(Dataset records)
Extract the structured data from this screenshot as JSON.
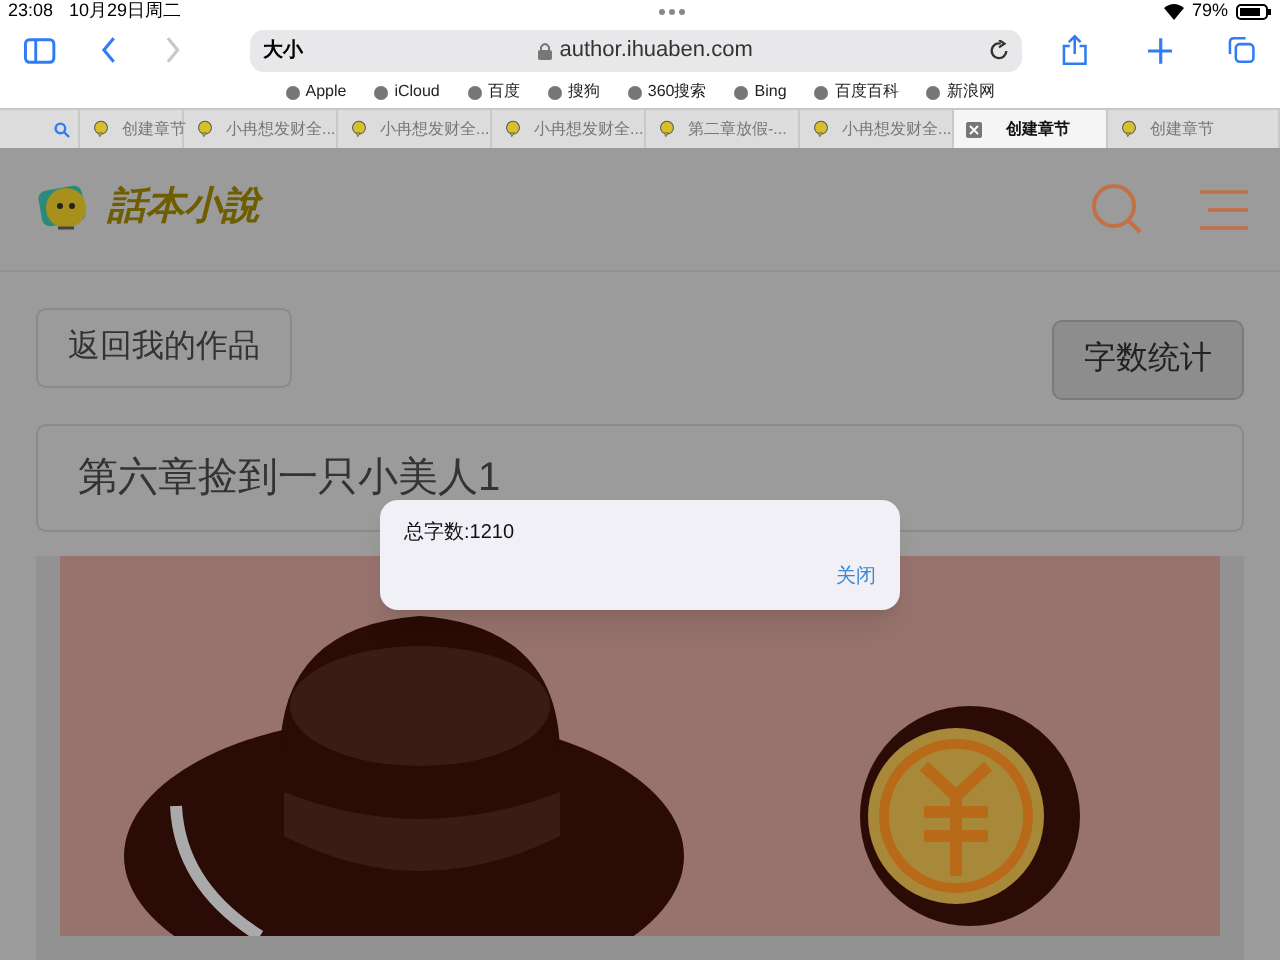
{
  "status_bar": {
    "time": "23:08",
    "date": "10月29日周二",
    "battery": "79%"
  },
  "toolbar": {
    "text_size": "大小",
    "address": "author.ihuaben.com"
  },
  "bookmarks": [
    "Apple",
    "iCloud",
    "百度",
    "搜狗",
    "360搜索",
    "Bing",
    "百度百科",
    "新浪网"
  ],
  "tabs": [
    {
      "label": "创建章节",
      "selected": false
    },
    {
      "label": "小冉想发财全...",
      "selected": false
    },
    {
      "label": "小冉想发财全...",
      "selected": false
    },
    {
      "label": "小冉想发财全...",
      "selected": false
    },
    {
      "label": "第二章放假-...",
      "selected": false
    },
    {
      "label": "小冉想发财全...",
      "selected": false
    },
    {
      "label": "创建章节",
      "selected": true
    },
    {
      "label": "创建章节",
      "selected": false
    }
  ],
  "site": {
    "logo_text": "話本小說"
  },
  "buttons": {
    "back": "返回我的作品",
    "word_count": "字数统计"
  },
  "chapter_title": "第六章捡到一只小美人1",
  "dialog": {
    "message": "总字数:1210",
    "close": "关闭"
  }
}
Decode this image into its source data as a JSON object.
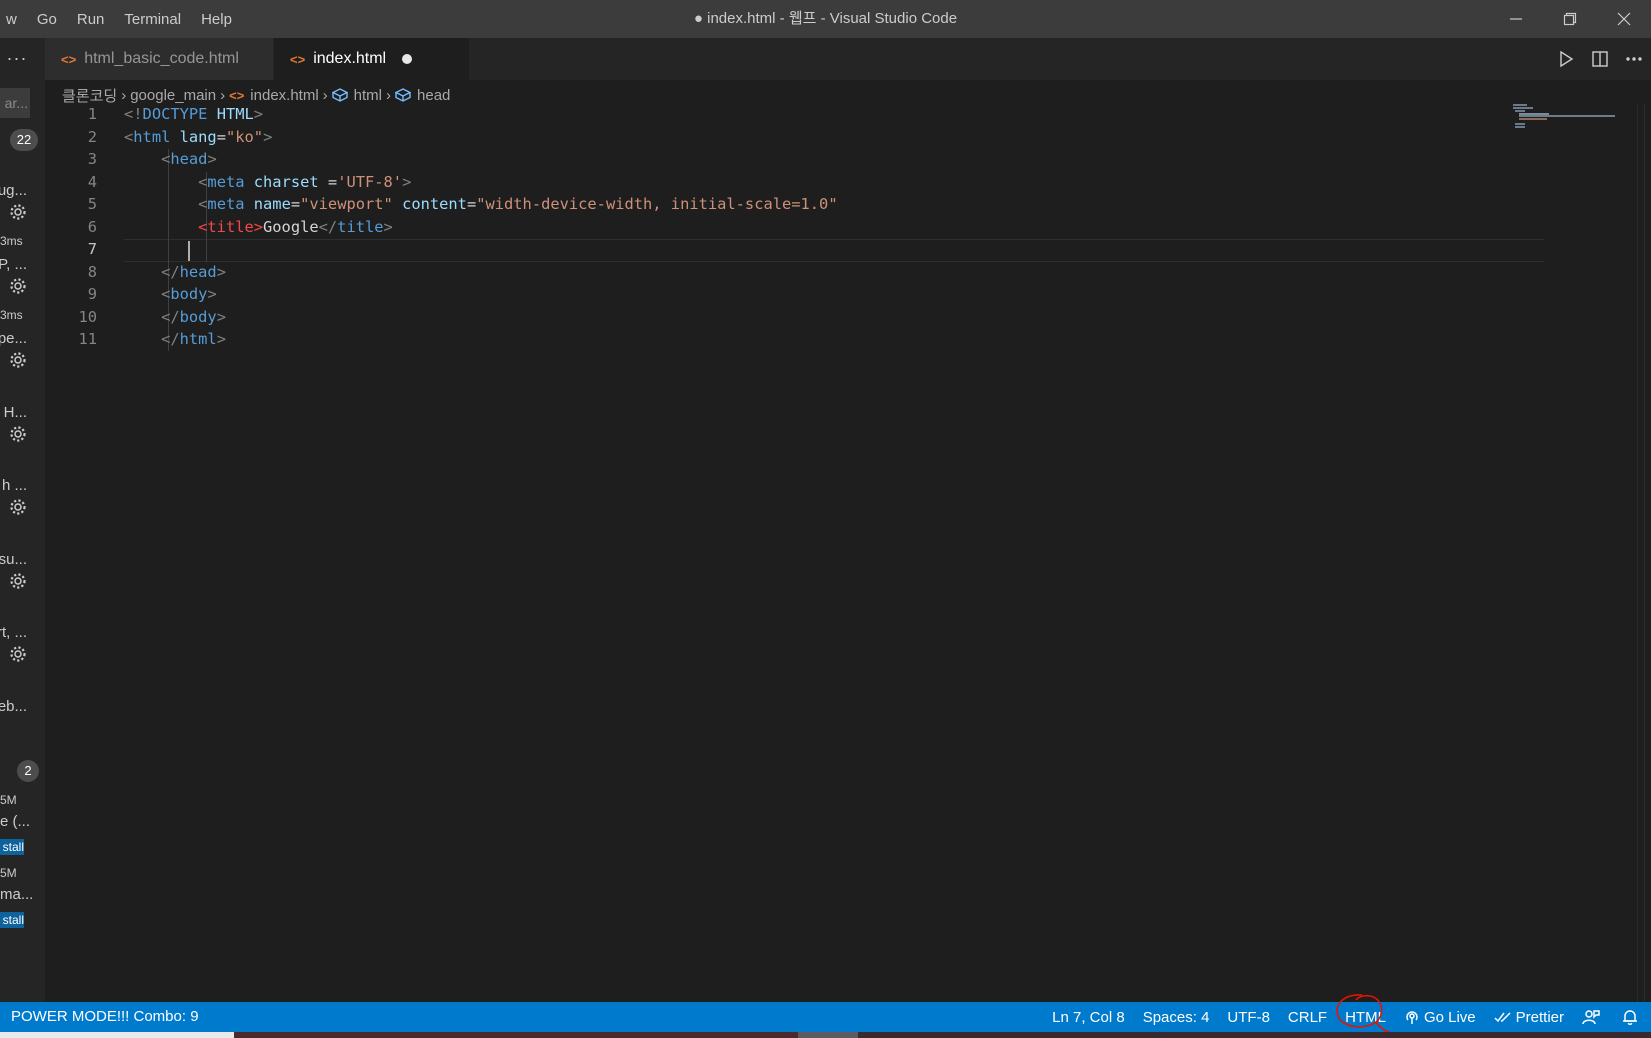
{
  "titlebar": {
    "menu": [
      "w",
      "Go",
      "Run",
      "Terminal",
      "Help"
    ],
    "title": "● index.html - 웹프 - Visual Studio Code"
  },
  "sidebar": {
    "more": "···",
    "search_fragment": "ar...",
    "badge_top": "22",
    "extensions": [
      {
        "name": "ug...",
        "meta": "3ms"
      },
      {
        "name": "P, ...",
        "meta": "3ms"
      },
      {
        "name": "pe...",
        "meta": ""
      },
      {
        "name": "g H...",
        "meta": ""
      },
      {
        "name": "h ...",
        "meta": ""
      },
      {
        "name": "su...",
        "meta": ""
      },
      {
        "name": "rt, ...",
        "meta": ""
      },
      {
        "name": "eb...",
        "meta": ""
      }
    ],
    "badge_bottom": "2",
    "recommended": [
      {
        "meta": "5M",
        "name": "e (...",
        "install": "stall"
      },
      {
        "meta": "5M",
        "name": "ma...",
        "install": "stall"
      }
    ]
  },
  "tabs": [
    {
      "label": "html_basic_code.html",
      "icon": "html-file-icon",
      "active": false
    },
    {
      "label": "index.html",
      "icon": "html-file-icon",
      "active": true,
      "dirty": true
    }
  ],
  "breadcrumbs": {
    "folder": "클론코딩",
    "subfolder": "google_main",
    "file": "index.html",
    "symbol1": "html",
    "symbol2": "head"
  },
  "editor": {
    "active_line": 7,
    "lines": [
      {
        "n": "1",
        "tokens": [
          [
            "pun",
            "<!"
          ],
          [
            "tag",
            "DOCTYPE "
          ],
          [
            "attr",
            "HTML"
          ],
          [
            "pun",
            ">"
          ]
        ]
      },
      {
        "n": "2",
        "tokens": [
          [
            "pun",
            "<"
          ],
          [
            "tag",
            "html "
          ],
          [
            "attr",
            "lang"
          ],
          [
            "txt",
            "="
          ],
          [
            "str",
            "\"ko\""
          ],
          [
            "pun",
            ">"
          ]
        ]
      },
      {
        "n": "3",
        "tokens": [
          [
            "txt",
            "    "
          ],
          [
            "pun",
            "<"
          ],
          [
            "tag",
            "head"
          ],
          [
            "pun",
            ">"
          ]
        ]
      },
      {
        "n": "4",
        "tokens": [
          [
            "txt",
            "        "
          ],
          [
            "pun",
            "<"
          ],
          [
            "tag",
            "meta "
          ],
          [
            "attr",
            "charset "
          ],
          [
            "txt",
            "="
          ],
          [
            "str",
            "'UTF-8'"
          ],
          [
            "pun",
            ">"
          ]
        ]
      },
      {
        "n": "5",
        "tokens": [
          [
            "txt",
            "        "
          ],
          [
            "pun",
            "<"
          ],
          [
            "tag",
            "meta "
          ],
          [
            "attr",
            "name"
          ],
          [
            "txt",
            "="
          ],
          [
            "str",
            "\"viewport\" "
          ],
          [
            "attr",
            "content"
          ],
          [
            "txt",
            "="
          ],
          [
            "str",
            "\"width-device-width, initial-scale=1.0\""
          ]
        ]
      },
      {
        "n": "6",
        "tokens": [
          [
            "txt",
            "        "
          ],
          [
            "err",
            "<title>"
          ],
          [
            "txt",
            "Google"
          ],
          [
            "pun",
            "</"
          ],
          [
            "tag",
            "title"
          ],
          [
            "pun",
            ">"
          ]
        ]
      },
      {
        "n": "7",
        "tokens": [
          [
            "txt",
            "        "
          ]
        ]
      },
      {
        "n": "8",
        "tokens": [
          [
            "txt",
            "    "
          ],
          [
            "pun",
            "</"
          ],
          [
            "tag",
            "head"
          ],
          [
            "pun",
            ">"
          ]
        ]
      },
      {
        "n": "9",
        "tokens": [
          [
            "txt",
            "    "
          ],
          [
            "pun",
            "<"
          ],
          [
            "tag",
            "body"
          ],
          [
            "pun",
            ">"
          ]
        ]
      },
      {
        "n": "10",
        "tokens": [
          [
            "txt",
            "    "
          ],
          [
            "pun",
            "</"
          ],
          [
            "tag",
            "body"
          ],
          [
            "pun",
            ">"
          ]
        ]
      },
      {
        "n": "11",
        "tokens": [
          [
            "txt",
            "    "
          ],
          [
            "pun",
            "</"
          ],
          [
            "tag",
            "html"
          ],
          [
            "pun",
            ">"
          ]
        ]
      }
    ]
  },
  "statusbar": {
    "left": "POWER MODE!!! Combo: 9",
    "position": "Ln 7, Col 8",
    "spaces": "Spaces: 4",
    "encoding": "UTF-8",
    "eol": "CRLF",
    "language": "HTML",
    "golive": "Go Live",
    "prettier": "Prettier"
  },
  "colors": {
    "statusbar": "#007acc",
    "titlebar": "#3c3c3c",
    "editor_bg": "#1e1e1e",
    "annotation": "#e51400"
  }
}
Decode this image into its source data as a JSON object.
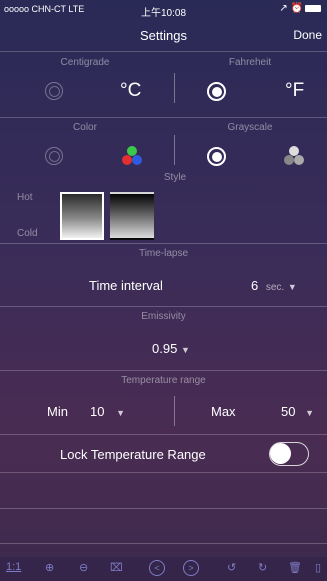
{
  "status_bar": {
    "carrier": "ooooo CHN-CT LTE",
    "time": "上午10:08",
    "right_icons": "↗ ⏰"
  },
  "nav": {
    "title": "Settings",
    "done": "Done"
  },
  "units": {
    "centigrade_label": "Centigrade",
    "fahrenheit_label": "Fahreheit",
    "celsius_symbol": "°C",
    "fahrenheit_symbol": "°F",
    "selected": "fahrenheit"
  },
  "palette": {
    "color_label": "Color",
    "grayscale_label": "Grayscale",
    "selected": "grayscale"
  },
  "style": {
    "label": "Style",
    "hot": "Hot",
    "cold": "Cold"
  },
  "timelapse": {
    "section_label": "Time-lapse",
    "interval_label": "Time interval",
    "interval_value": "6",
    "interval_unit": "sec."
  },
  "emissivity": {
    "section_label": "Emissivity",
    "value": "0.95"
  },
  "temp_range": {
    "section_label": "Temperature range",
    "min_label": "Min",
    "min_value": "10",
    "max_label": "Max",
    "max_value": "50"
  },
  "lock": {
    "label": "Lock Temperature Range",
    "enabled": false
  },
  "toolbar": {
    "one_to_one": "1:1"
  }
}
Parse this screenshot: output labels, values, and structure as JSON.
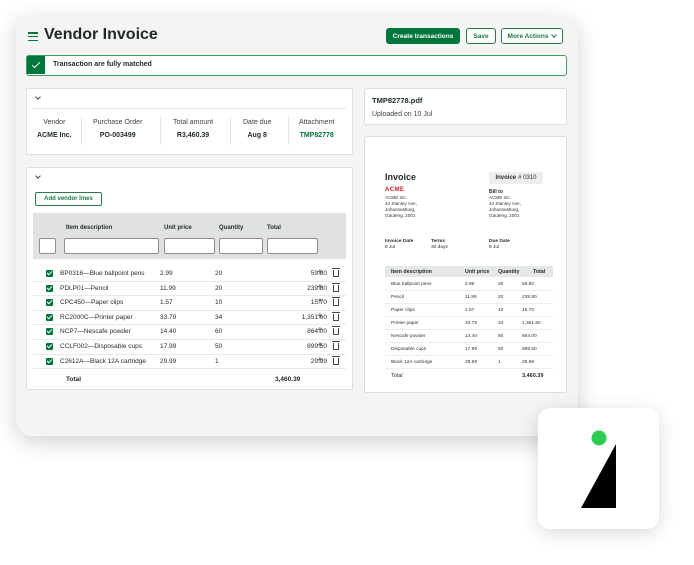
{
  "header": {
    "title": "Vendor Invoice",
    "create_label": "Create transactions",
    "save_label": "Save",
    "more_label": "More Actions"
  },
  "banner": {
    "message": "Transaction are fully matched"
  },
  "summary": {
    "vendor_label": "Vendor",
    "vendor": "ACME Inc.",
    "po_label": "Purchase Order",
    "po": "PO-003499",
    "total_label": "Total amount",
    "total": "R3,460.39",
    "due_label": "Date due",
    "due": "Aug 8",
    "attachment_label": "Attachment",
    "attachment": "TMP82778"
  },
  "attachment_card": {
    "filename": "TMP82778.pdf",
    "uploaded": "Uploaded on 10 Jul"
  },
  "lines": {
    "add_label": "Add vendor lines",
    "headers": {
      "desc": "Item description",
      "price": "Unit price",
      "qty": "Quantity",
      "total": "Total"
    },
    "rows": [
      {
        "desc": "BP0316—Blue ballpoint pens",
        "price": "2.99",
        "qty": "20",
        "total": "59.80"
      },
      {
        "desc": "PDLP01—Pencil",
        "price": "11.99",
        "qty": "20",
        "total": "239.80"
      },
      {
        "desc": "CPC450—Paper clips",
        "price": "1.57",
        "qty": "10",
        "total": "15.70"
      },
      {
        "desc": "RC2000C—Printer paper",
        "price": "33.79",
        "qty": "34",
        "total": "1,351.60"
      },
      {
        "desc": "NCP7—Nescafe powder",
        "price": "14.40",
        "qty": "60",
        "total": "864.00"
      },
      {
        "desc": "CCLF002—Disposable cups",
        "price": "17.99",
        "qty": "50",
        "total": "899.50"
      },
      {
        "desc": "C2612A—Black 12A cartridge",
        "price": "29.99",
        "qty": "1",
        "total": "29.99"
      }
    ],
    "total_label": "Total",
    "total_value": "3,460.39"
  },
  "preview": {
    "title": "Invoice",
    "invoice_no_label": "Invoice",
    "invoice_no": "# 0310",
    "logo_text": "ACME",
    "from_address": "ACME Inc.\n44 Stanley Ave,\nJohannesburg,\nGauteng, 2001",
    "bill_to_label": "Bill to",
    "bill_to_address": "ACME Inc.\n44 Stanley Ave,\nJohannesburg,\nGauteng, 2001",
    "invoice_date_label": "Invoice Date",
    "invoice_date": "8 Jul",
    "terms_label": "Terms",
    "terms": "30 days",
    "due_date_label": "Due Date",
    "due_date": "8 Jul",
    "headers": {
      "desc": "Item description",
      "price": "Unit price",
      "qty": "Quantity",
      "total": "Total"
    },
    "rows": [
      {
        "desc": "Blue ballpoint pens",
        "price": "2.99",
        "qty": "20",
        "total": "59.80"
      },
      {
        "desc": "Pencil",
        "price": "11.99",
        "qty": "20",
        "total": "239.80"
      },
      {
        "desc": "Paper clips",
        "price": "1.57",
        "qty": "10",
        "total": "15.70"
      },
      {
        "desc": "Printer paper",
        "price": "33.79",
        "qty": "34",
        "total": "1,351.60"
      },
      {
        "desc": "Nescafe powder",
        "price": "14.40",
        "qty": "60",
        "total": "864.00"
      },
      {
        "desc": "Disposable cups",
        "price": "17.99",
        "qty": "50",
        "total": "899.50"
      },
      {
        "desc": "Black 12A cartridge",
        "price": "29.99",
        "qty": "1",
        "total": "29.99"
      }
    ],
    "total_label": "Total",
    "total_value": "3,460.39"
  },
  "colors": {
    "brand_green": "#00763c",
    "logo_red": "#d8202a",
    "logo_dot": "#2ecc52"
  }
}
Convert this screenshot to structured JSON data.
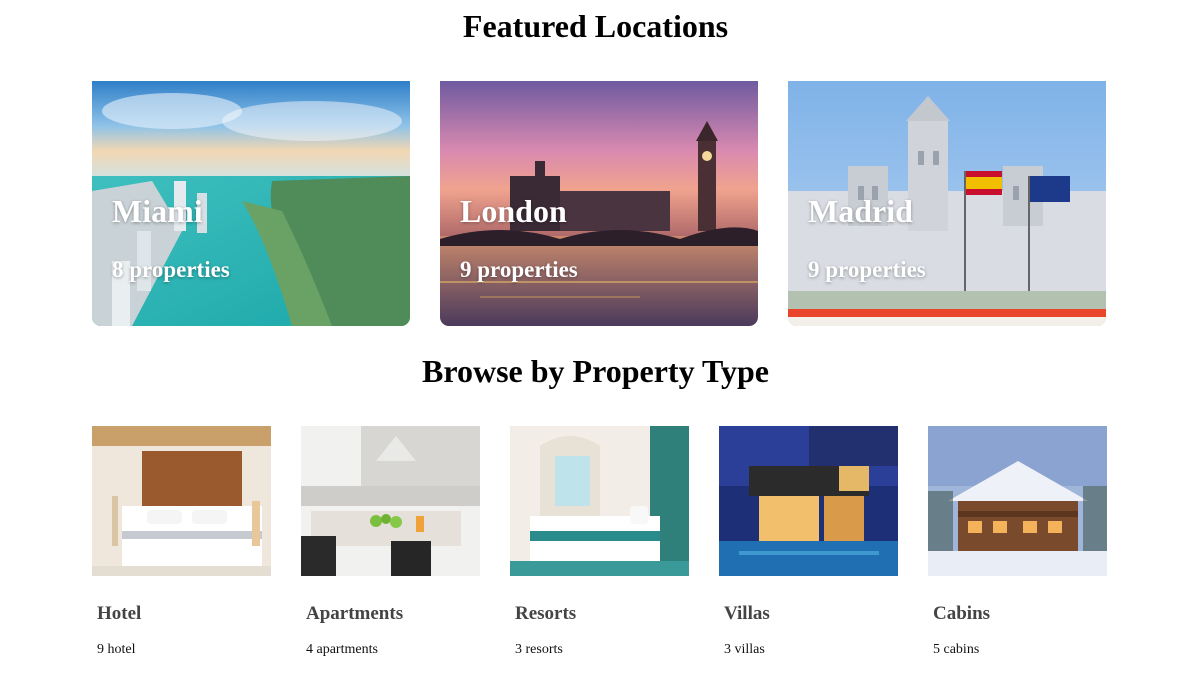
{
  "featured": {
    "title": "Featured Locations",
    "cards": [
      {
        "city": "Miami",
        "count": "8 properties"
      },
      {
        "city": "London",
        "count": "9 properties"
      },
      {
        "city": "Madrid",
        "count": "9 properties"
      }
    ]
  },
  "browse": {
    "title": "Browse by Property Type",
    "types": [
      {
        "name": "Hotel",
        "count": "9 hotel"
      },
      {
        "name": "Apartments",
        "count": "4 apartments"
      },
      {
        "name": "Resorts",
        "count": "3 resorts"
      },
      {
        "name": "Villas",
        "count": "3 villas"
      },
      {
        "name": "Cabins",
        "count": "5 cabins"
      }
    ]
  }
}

== DIRECTIONS ==
What is the number of lines in the records above that include the word "cartridge"? Reply with that number and nothing more.

== WRITTEN SOLUTION ==
2